■ Exercise instructions: Below is a listing; write it out exactly and drop any images from it.

──────────

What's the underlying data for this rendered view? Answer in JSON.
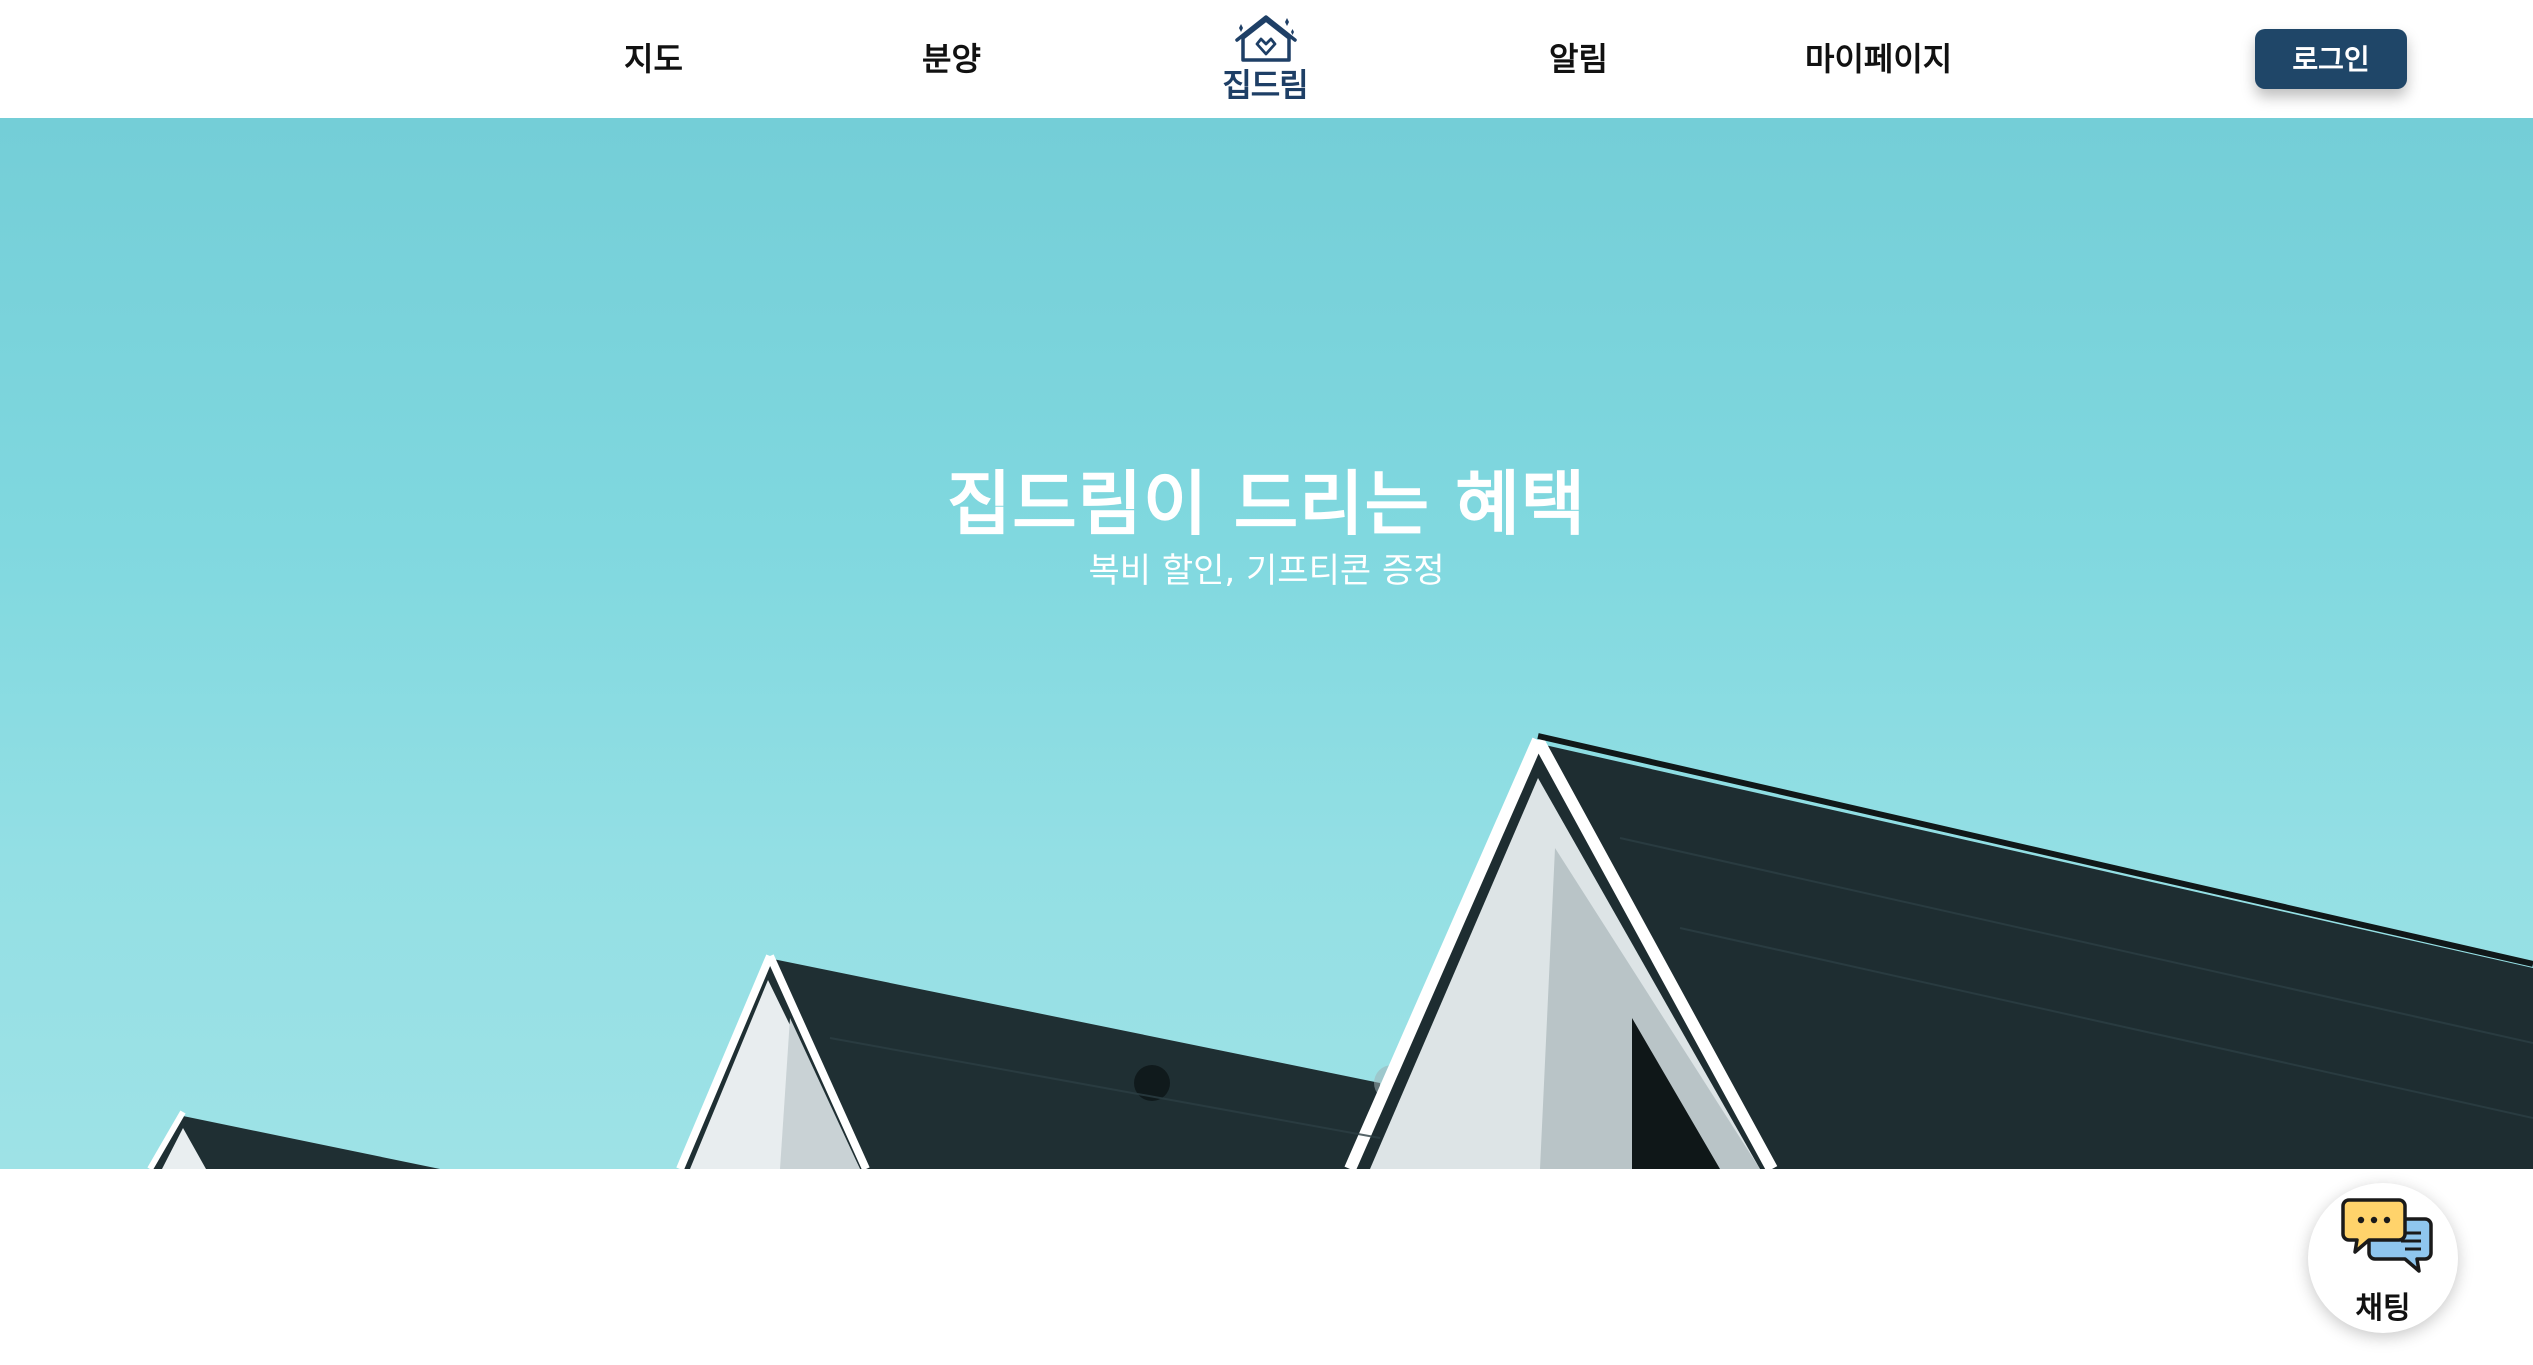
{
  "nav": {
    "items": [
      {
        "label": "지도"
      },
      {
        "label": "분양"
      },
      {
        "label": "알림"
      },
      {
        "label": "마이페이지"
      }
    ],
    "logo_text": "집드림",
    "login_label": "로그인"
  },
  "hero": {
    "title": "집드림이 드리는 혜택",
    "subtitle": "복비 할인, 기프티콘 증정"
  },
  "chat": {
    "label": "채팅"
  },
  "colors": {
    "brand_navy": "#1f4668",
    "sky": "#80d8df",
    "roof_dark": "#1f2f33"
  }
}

──────────

■ Output below:
What's the underlying data for this rendered view? Answer in JSON.
{
  "nav": {
    "items": [
      {
        "label": "지도"
      },
      {
        "label": "분양"
      },
      {
        "label": "알림"
      },
      {
        "label": "마이페이지"
      }
    ],
    "logo_text": "집드림",
    "login_label": "로그인"
  },
  "hero": {
    "title": "집드림이 드리는 혜택",
    "subtitle": "복비 할인, 기프티콘 증정"
  },
  "chat": {
    "label": "채팅"
  },
  "colors": {
    "brand_navy": "#1f4668",
    "sky": "#80d8df",
    "roof_dark": "#1f2f33"
  }
}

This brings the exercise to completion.